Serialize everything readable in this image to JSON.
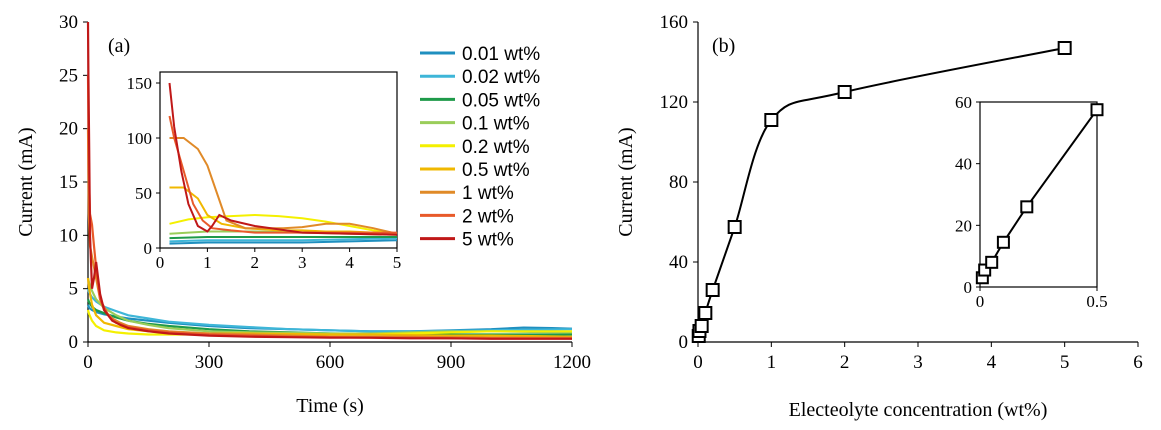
{
  "chart_data": [
    {
      "panel_label": "(a)",
      "type": "line",
      "xlabel": "Time (s)",
      "ylabel": "Current (mA)",
      "xlim": [
        0,
        1200
      ],
      "ylim": [
        0,
        30
      ],
      "xticks": [
        0,
        300,
        600,
        900,
        1200
      ],
      "yticks": [
        0,
        5,
        10,
        15,
        20,
        25,
        30
      ],
      "legend_position": "top-right",
      "series": [
        {
          "name": "0.01 wt%",
          "color": "#1f8fbf",
          "x": [
            0,
            3,
            10,
            20,
            40,
            70,
            100,
            150,
            200,
            300,
            400,
            500,
            600,
            700,
            800,
            900,
            1000,
            1080,
            1150,
            1200
          ],
          "y": [
            3.5,
            3.2,
            3.0,
            2.8,
            2.6,
            2.4,
            2.2,
            2.0,
            1.8,
            1.5,
            1.3,
            1.2,
            1.1,
            1.0,
            1.0,
            1.1,
            1.2,
            1.35,
            1.3,
            1.25
          ]
        },
        {
          "name": "0.02 wt%",
          "color": "#3eb6d8",
          "x": [
            0,
            3,
            10,
            20,
            40,
            70,
            100,
            150,
            200,
            300,
            400,
            500,
            600,
            700,
            800,
            900,
            1000,
            1100,
            1200
          ],
          "y": [
            5.0,
            4.6,
            4.2,
            3.8,
            3.3,
            2.9,
            2.5,
            2.2,
            1.9,
            1.6,
            1.4,
            1.2,
            1.1,
            1.0,
            1.0,
            1.05,
            1.1,
            1.15,
            1.2
          ]
        },
        {
          "name": "0.05 wt%",
          "color": "#1e9a4a",
          "x": [
            0,
            3,
            10,
            20,
            40,
            70,
            100,
            150,
            200,
            300,
            400,
            500,
            600,
            700,
            800,
            900,
            1000,
            1100,
            1200
          ],
          "y": [
            4.0,
            3.7,
            3.3,
            3.0,
            2.7,
            2.3,
            2.0,
            1.7,
            1.5,
            1.2,
            1.0,
            0.9,
            0.8,
            0.75,
            0.7,
            0.7,
            0.7,
            0.7,
            0.7
          ]
        },
        {
          "name": "0.1 wt%",
          "color": "#9acd5a",
          "x": [
            0,
            3,
            10,
            20,
            40,
            70,
            100,
            150,
            200,
            300,
            400,
            500,
            600,
            700,
            800,
            900,
            1000,
            1100,
            1200
          ],
          "y": [
            6.0,
            5.5,
            4.8,
            4.0,
            3.2,
            2.5,
            2.0,
            1.6,
            1.3,
            1.0,
            0.9,
            0.85,
            0.8,
            0.8,
            0.9,
            1.0,
            1.0,
            0.95,
            0.9
          ]
        },
        {
          "name": "0.2 wt%",
          "color": "#f4f000",
          "x": [
            0,
            3,
            10,
            20,
            40,
            70,
            100,
            150,
            200,
            300,
            400,
            500,
            600,
            700,
            800,
            900,
            1000,
            1100,
            1200
          ],
          "y": [
            3.0,
            2.6,
            2.0,
            1.5,
            1.1,
            0.9,
            0.8,
            0.7,
            0.7,
            0.7,
            0.7,
            0.7,
            0.7,
            0.7,
            0.8,
            0.9,
            1.0,
            1.0,
            1.0
          ]
        },
        {
          "name": "0.5 wt%",
          "color": "#f0b800",
          "x": [
            0,
            3,
            10,
            20,
            40,
            70,
            100,
            150,
            200,
            300,
            400,
            500,
            600,
            700,
            800,
            900,
            1000,
            1100,
            1200
          ],
          "y": [
            6.0,
            5.0,
            3.5,
            2.5,
            1.8,
            1.5,
            1.2,
            1.0,
            0.9,
            0.8,
            0.8,
            0.75,
            0.7,
            0.7,
            0.65,
            0.6,
            0.6,
            0.55,
            0.5
          ]
        },
        {
          "name": "1 wt%",
          "color": "#e08a28",
          "x": [
            0,
            2,
            5,
            10,
            20,
            30,
            40,
            60,
            80,
            100,
            150,
            200,
            300,
            400,
            500,
            600,
            700,
            800,
            900,
            1000,
            1100,
            1200
          ],
          "y": [
            20.0,
            12.0,
            9.0,
            8.0,
            6.0,
            4.0,
            3.0,
            2.2,
            1.8,
            1.5,
            1.2,
            1.0,
            0.8,
            0.7,
            0.6,
            0.5,
            0.5,
            0.5,
            0.45,
            0.4,
            0.4,
            0.4
          ]
        },
        {
          "name": "2 wt%",
          "color": "#e85a2a",
          "x": [
            0,
            2,
            5,
            10,
            15,
            20,
            30,
            50,
            70,
            100,
            150,
            200,
            300,
            400,
            500,
            600,
            700,
            800,
            900,
            1000,
            1100,
            1200
          ],
          "y": [
            25.0,
            16.0,
            12.0,
            11.0,
            9.0,
            7.0,
            4.0,
            2.5,
            1.8,
            1.4,
            1.1,
            0.9,
            0.7,
            0.6,
            0.5,
            0.45,
            0.4,
            0.4,
            0.35,
            0.35,
            0.35,
            0.35
          ]
        },
        {
          "name": "5 wt%",
          "color": "#c01818",
          "x": [
            0,
            1,
            3,
            5,
            10,
            15,
            20,
            30,
            40,
            60,
            80,
            100,
            150,
            200,
            300,
            400,
            500,
            600,
            700,
            800,
            900,
            1000,
            1100,
            1200
          ],
          "y": [
            30.0,
            25.0,
            18.0,
            10.0,
            5.0,
            6.0,
            7.5,
            4.5,
            3.0,
            2.0,
            1.6,
            1.3,
            1.0,
            0.8,
            0.6,
            0.5,
            0.45,
            0.4,
            0.4,
            0.35,
            0.35,
            0.3,
            0.3,
            0.3
          ]
        }
      ],
      "inset": {
        "xlim": [
          0,
          5
        ],
        "ylim": [
          0,
          160
        ],
        "xticks": [
          0,
          1,
          2,
          3,
          4,
          5
        ],
        "yticks": [
          0,
          50,
          100,
          150
        ],
        "series": [
          {
            "name": "0.01 wt%",
            "x": [
              0.2,
              1,
              2,
              3,
              4,
              5
            ],
            "y": [
              4,
              5,
              5,
              5,
              6,
              7
            ]
          },
          {
            "name": "0.02 wt%",
            "x": [
              0.2,
              1,
              2,
              3,
              4,
              5
            ],
            "y": [
              6,
              7,
              7,
              7,
              8,
              9
            ]
          },
          {
            "name": "0.05 wt%",
            "x": [
              0.2,
              1,
              2,
              3,
              4,
              5
            ],
            "y": [
              9,
              10,
              10,
              10,
              10,
              10
            ]
          },
          {
            "name": "0.1 wt%",
            "x": [
              0.2,
              1,
              2,
              3,
              4,
              5
            ],
            "y": [
              13,
              15,
              15,
              14,
              13,
              12
            ]
          },
          {
            "name": "0.2 wt%",
            "x": [
              0.2,
              0.6,
              1,
              1.5,
              2,
              2.5,
              3,
              3.5,
              4,
              4.5,
              5
            ],
            "y": [
              22,
              26,
              28,
              29,
              30,
              29,
              27,
              24,
              20,
              16,
              13
            ]
          },
          {
            "name": "0.5 wt%",
            "x": [
              0.2,
              0.5,
              0.8,
              1,
              1.3,
              1.8,
              2.5,
              3,
              3.5,
              4,
              4.5,
              5
            ],
            "y": [
              55,
              55,
              45,
              30,
              22,
              18,
              16,
              16,
              15,
              15,
              14,
              13
            ]
          },
          {
            "name": "1 wt%",
            "x": [
              0.2,
              0.5,
              0.8,
              1,
              1.2,
              1.4,
              1.8,
              2.2,
              2.6,
              3,
              3.5,
              4,
              4.5,
              5
            ],
            "y": [
              100,
              100,
              90,
              75,
              50,
              25,
              18,
              18,
              18,
              19,
              22,
              22,
              18,
              13
            ]
          },
          {
            "name": "2 wt%",
            "x": [
              0.2,
              0.3,
              0.5,
              0.7,
              0.9,
              1.1,
              1.5,
              2,
              3,
              4,
              5
            ],
            "y": [
              120,
              100,
              70,
              40,
              25,
              18,
              16,
              14,
              14,
              14,
              14
            ]
          },
          {
            "name": "5 wt%",
            "x": [
              0.2,
              0.3,
              0.45,
              0.6,
              0.8,
              1,
              1.1,
              1.25,
              1.5,
              2,
              3,
              4,
              5
            ],
            "y": [
              150,
              110,
              70,
              40,
              20,
              15,
              20,
              30,
              25,
              20,
              14,
              13,
              12
            ]
          }
        ]
      }
    },
    {
      "panel_label": "(b)",
      "type": "line",
      "xlabel": "Electeolyte concentration (wt%)",
      "ylabel": "Current (mA)",
      "xlim": [
        0,
        6
      ],
      "ylim": [
        0,
        160
      ],
      "xticks": [
        0,
        1,
        2,
        3,
        4,
        5,
        6
      ],
      "yticks": [
        0,
        40,
        80,
        120,
        160
      ],
      "series": [
        {
          "marker": "square",
          "x": [
            0.01,
            0.02,
            0.05,
            0.1,
            0.2,
            0.5,
            1,
            2,
            5
          ],
          "y": [
            3,
            5.5,
            8,
            14.5,
            26,
            57.5,
            111,
            125,
            147
          ]
        }
      ],
      "inset": {
        "xlim": [
          0,
          0.5
        ],
        "ylim": [
          0,
          60
        ],
        "xticks": [
          0,
          0.5
        ],
        "yticks": [
          0,
          20,
          40,
          60
        ],
        "series": [
          {
            "marker": "square",
            "x": [
              0.01,
              0.02,
              0.05,
              0.1,
              0.2,
              0.5
            ],
            "y": [
              3,
              5.5,
              8,
              14.5,
              26,
              57.5
            ]
          }
        ]
      }
    }
  ]
}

● Short exercise
Work out how many lines in the records above contain the word "color", and reply with that number alone.

● Answer for the task
9